((
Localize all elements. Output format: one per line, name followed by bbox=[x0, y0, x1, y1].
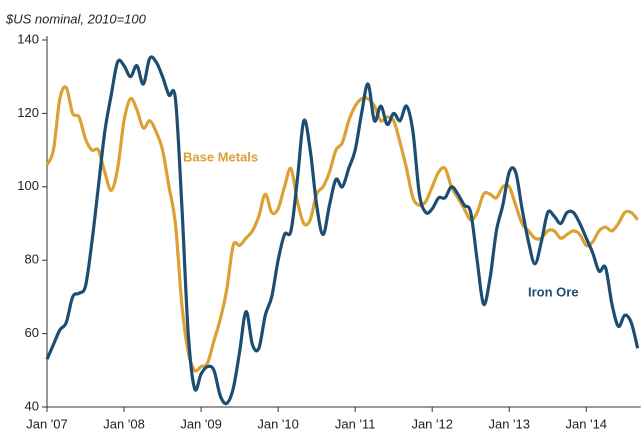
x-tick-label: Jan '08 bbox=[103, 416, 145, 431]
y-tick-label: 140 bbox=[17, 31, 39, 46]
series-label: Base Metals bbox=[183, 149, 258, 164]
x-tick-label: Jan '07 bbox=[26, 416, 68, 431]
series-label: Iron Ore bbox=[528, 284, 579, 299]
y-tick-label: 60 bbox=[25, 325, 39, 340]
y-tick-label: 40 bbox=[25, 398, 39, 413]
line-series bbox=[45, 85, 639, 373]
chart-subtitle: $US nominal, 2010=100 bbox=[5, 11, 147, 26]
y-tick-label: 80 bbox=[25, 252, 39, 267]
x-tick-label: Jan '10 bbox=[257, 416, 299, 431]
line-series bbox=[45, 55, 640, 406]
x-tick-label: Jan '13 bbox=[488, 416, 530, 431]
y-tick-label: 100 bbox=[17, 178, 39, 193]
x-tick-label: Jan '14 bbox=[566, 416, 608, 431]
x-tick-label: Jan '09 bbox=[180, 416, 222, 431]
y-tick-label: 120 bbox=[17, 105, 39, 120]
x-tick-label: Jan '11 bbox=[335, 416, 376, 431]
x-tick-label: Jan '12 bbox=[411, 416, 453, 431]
))
((
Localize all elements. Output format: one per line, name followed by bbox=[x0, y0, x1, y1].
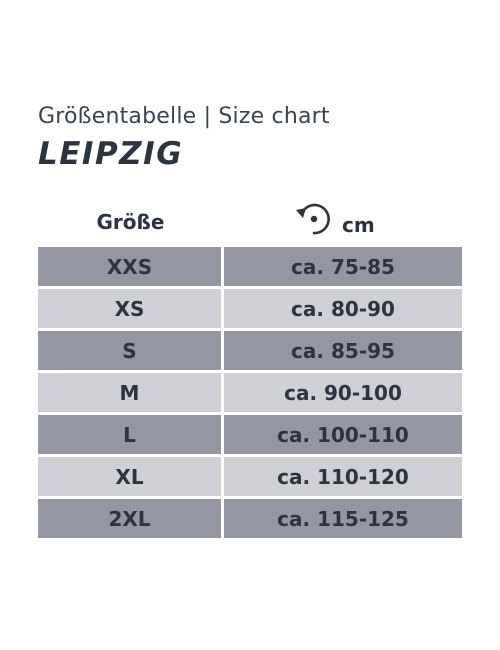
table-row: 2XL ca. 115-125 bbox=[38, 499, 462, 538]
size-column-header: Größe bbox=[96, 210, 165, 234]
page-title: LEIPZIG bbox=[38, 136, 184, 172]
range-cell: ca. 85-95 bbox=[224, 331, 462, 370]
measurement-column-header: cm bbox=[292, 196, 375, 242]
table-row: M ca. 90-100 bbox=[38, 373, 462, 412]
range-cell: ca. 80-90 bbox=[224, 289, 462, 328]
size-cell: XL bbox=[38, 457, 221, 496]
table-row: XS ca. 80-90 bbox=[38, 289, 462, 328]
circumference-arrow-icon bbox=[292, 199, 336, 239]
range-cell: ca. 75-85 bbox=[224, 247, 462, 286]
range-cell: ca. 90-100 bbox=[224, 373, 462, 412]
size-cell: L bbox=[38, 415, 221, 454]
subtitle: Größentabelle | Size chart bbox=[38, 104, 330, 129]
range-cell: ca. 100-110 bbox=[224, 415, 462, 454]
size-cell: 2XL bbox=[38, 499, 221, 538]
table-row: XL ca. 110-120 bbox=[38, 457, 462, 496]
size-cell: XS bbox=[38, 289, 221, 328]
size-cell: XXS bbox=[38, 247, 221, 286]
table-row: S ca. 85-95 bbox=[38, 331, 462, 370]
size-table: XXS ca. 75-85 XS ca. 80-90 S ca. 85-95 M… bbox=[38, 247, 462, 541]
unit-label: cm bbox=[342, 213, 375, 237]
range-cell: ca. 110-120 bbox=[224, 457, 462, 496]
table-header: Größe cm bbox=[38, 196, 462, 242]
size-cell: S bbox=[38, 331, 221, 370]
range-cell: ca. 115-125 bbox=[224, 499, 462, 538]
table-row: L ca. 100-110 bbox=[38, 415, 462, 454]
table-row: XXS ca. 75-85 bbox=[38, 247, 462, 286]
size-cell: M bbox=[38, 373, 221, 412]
))
§ **EXERCISE DIRECTIONS**
Lay out the data above, from the line containing "x-tick-label: Jan '08" through the line containing "y-tick-label: 120 bbox=[17, 105, 39, 120]", as a JSON list of strings with one string per line and no blank lines.

§ **WRITTEN RESPONSE**
[
  "x-tick-label: Jan '08 bbox=[103, 416, 145, 431]",
  "y-tick-label: 140 bbox=[17, 31, 39, 46]",
  "series-label: Base Metals bbox=[183, 149, 258, 164]",
  "x-tick-label: Jan '07 bbox=[26, 416, 68, 431]",
  "series-label: Iron Ore bbox=[528, 284, 579, 299]",
  "y-tick-label: 60 bbox=[25, 325, 39, 340]",
  "y-tick-label: 40 bbox=[25, 398, 39, 413]",
  "line-series bbox=[45, 85, 639, 373]",
  "chart-subtitle: $US nominal, 2010=100 bbox=[5, 11, 147, 26]",
  "y-tick-label: 80 bbox=[25, 252, 39, 267]",
  "x-tick-label: Jan '10 bbox=[257, 416, 299, 431]",
  "line-series bbox=[45, 55, 640, 406]",
  "x-tick-label: Jan '13 bbox=[488, 416, 530, 431]",
  "y-tick-label: 100 bbox=[17, 178, 39, 193]",
  "x-tick-label: Jan '14 bbox=[566, 416, 608, 431]",
  "x-tick-label: Jan '09 bbox=[180, 416, 222, 431]",
  "y-tick-label: 120 bbox=[17, 105, 39, 120]"
]